Task requirements - Write out the data again exactly, skipping every picture.

>> Start Listed records

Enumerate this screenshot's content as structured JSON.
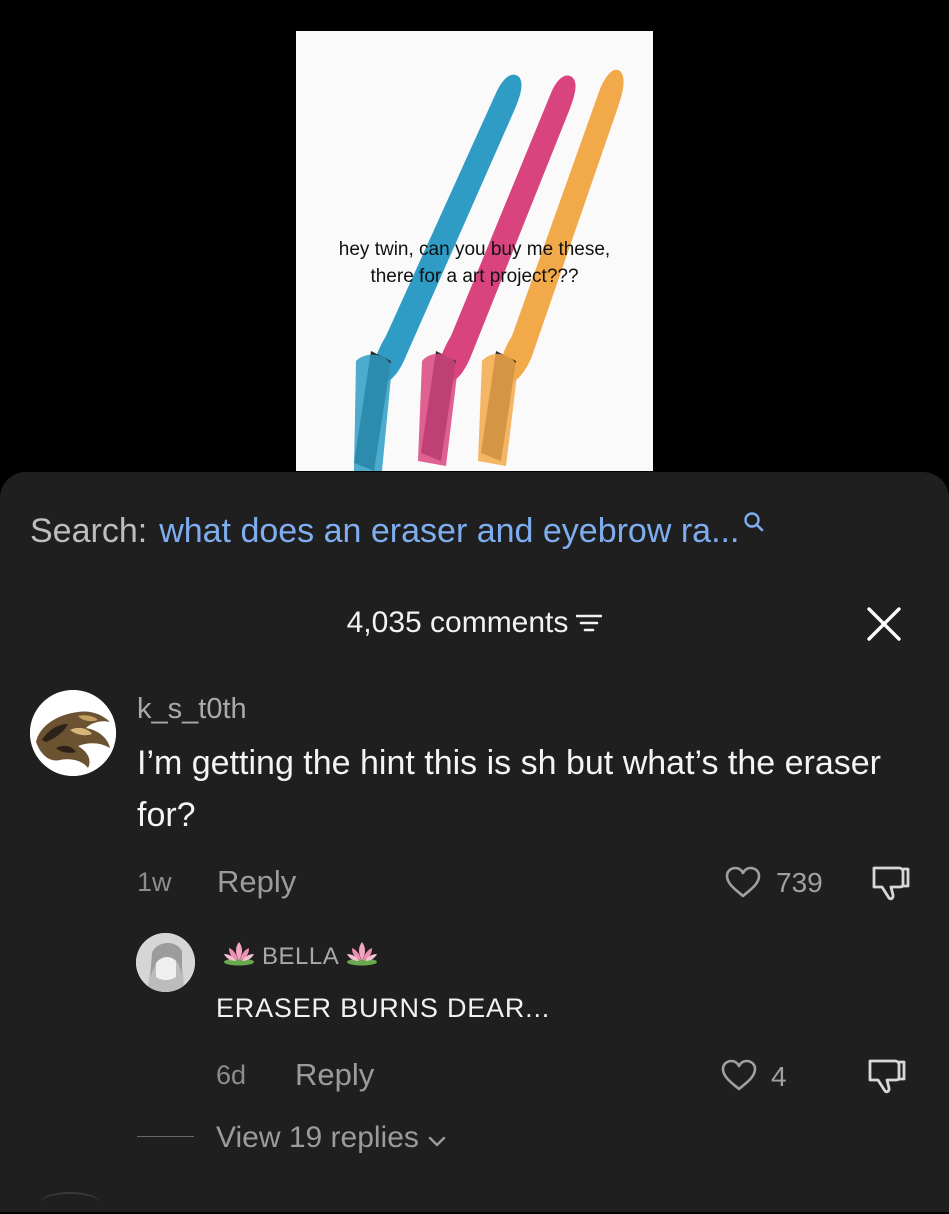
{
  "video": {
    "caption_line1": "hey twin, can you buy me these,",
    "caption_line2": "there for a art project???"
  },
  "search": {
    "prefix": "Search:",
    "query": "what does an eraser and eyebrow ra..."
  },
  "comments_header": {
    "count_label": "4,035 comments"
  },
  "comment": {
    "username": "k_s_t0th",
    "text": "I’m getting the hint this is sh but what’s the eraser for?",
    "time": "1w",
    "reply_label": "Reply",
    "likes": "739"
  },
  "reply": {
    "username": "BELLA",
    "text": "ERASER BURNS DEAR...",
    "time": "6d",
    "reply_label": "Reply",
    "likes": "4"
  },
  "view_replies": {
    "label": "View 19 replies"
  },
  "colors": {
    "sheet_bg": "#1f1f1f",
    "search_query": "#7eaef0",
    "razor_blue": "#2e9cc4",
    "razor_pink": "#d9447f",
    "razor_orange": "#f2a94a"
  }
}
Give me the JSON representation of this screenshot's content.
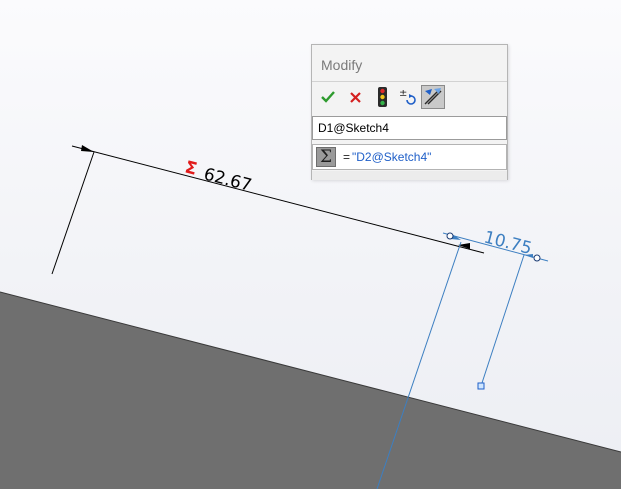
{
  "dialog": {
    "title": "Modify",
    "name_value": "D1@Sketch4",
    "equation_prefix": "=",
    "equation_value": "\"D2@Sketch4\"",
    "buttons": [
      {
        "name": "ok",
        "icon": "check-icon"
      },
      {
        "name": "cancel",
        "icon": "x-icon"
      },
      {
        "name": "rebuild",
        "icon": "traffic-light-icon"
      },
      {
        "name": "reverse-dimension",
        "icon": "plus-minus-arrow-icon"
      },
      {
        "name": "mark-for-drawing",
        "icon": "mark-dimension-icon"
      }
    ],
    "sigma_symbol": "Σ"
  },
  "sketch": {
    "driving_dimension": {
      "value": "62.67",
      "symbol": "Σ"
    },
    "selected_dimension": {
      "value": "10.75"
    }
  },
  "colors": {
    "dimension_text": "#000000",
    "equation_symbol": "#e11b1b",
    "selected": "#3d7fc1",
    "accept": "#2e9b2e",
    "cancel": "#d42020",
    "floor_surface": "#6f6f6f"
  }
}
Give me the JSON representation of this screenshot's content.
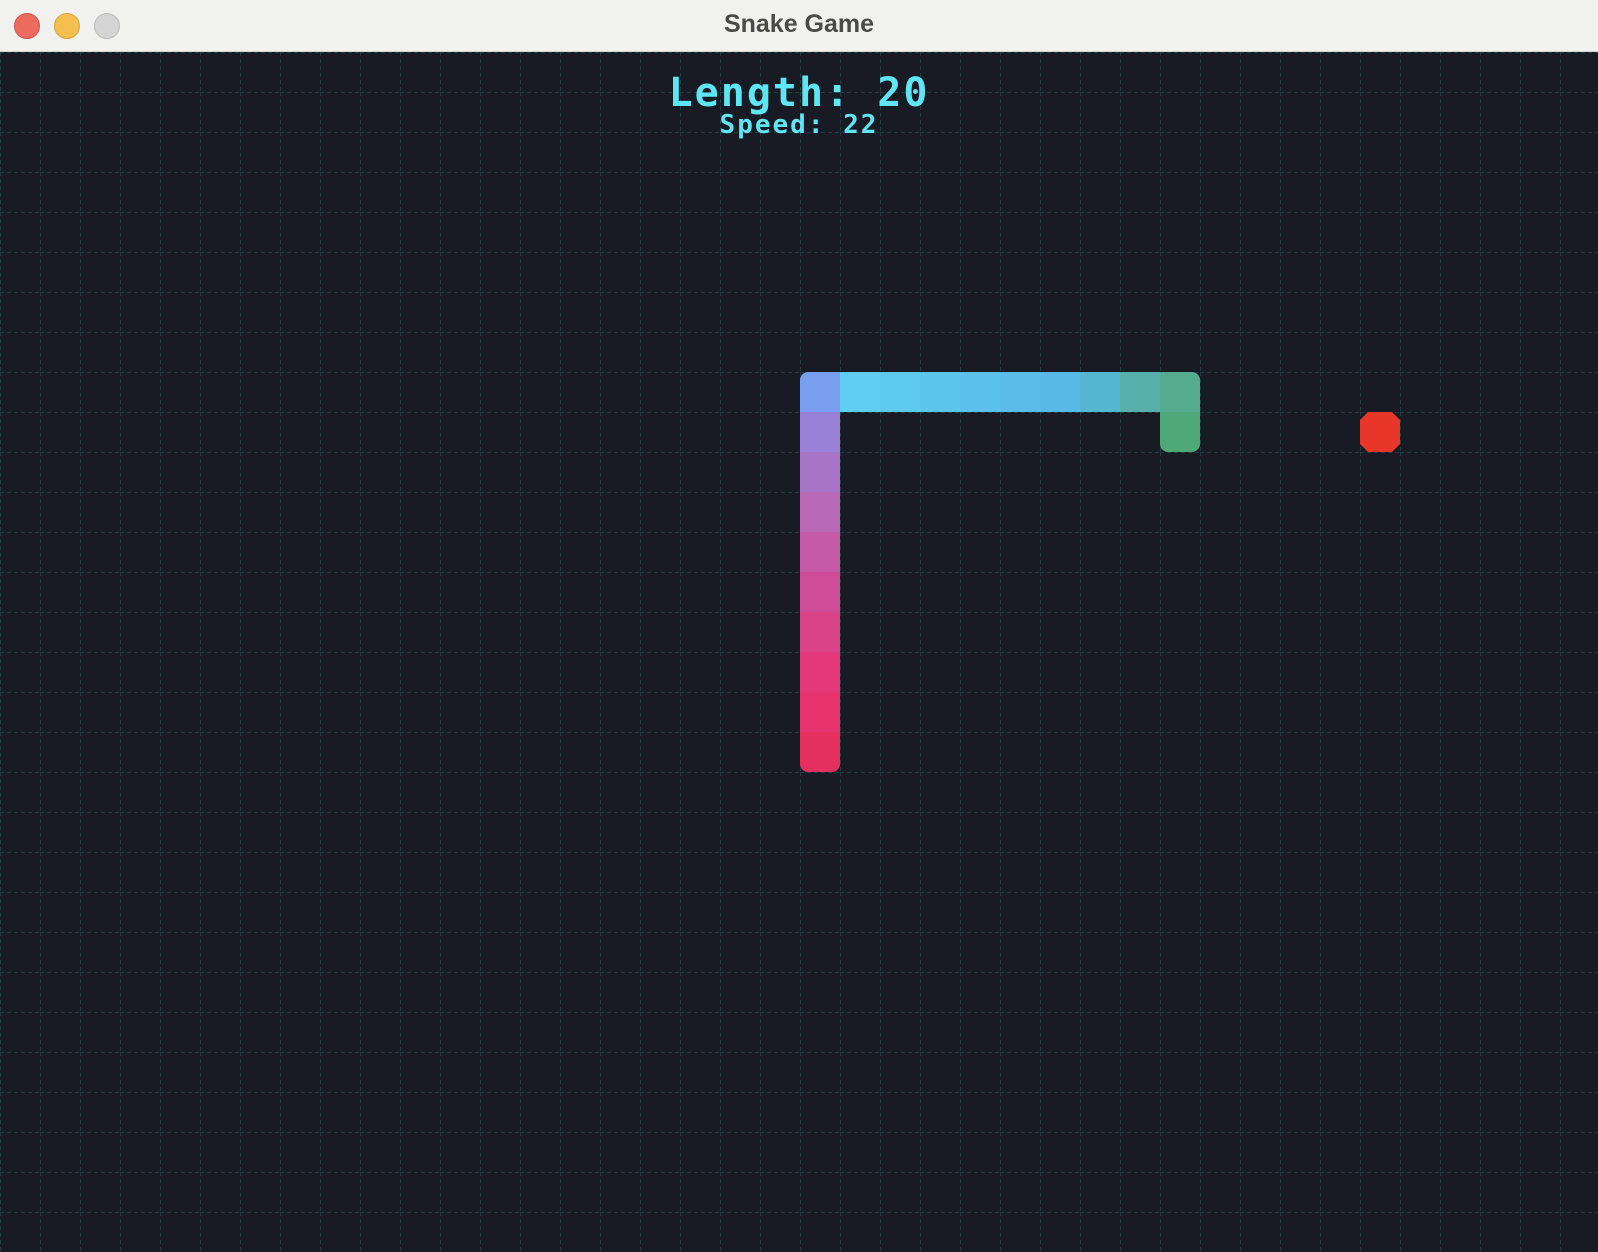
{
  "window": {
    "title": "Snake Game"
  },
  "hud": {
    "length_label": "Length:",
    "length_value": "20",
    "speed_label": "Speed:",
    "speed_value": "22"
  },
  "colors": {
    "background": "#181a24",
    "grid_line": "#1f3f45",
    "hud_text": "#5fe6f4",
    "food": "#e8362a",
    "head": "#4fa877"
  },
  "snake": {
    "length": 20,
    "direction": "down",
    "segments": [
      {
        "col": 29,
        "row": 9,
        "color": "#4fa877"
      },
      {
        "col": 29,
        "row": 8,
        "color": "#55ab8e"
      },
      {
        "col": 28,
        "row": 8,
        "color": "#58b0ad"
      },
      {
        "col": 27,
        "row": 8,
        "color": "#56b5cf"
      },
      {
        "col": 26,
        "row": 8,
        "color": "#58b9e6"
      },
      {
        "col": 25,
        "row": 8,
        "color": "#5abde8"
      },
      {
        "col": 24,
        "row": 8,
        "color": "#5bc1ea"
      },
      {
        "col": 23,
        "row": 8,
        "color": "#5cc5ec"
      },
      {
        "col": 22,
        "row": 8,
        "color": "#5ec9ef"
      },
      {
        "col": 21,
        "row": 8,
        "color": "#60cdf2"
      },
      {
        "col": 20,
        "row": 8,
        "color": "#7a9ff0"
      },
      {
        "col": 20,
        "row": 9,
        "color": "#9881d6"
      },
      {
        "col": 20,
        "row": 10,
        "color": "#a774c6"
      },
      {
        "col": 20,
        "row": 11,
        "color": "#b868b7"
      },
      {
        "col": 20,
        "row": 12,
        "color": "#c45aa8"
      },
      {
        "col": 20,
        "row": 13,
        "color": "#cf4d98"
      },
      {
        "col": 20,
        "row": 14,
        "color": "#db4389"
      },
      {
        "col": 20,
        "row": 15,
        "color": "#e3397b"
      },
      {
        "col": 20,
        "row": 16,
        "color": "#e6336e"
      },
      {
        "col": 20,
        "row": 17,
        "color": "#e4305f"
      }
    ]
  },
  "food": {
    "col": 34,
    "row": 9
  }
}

>> End Listed records

Exercise output -
Enumerate this screenshot's content as structured JSON.
{
  "video": {
    "caption_line1": "hey twin, can you buy me these,",
    "caption_line2": "there for a art project???"
  },
  "search": {
    "prefix": "Search:",
    "query": "what does an eraser and eyebrow ra..."
  },
  "comments_header": {
    "count_label": "4,035 comments"
  },
  "comment": {
    "username": "k_s_t0th",
    "text": "I’m getting the hint this is sh but what’s the eraser for?",
    "time": "1w",
    "reply_label": "Reply",
    "likes": "739"
  },
  "reply": {
    "username": "BELLA",
    "text": "ERASER BURNS DEAR...",
    "time": "6d",
    "reply_label": "Reply",
    "likes": "4"
  },
  "view_replies": {
    "label": "View 19 replies"
  },
  "colors": {
    "sheet_bg": "#1f1f1f",
    "search_query": "#7eaef0",
    "razor_blue": "#2e9cc4",
    "razor_pink": "#d9447f",
    "razor_orange": "#f2a94a"
  }
}
Give me the JSON representation of this screenshot's content.
{
  "dialog": {
    "title": "Modify",
    "name_value": "D1@Sketch4",
    "equation_prefix": "=",
    "equation_value": "\"D2@Sketch4\"",
    "buttons": [
      {
        "name": "ok",
        "icon": "check-icon"
      },
      {
        "name": "cancel",
        "icon": "x-icon"
      },
      {
        "name": "rebuild",
        "icon": "traffic-light-icon"
      },
      {
        "name": "reverse-dimension",
        "icon": "plus-minus-arrow-icon"
      },
      {
        "name": "mark-for-drawing",
        "icon": "mark-dimension-icon"
      }
    ],
    "sigma_symbol": "Σ"
  },
  "sketch": {
    "driving_dimension": {
      "value": "62.67",
      "symbol": "Σ"
    },
    "selected_dimension": {
      "value": "10.75"
    }
  },
  "colors": {
    "dimension_text": "#000000",
    "equation_symbol": "#e11b1b",
    "selected": "#3d7fc1",
    "accept": "#2e9b2e",
    "cancel": "#d42020",
    "floor_surface": "#6f6f6f"
  }
}
Give me the JSON representation of this screenshot's content.
{
  "window": {
    "title": "Snake Game"
  },
  "hud": {
    "length_label": "Length:",
    "length_value": "20",
    "speed_label": "Speed:",
    "speed_value": "22"
  },
  "colors": {
    "background": "#181a24",
    "grid_line": "#1f3f45",
    "hud_text": "#5fe6f4",
    "food": "#e8362a",
    "head": "#4fa877"
  },
  "snake": {
    "length": 20,
    "direction": "down",
    "segments": [
      {
        "col": 29,
        "row": 9,
        "color": "#4fa877"
      },
      {
        "col": 29,
        "row": 8,
        "color": "#55ab8e"
      },
      {
        "col": 28,
        "row": 8,
        "color": "#58b0ad"
      },
      {
        "col": 27,
        "row": 8,
        "color": "#56b5cf"
      },
      {
        "col": 26,
        "row": 8,
        "color": "#58b9e6"
      },
      {
        "col": 25,
        "row": 8,
        "color": "#5abde8"
      },
      {
        "col": 24,
        "row": 8,
        "color": "#5bc1ea"
      },
      {
        "col": 23,
        "row": 8,
        "color": "#5cc5ec"
      },
      {
        "col": 22,
        "row": 8,
        "color": "#5ec9ef"
      },
      {
        "col": 21,
        "row": 8,
        "color": "#60cdf2"
      },
      {
        "col": 20,
        "row": 8,
        "color": "#7a9ff0"
      },
      {
        "col": 20,
        "row": 9,
        "color": "#9881d6"
      },
      {
        "col": 20,
        "row": 10,
        "color": "#a774c6"
      },
      {
        "col": 20,
        "row": 11,
        "color": "#b868b7"
      },
      {
        "col": 20,
        "row": 12,
        "color": "#c45aa8"
      },
      {
        "col": 20,
        "row": 13,
        "color": "#cf4d98"
      },
      {
        "col": 20,
        "row": 14,
        "color": "#db4389"
      },
      {
        "col": 20,
        "row": 15,
        "color": "#e3397b"
      },
      {
        "col": 20,
        "row": 16,
        "color": "#e6336e"
      },
      {
        "col": 20,
        "row": 17,
        "color": "#e4305f"
      }
    ]
  },
  "food": {
    "col": 34,
    "row": 9
  }
}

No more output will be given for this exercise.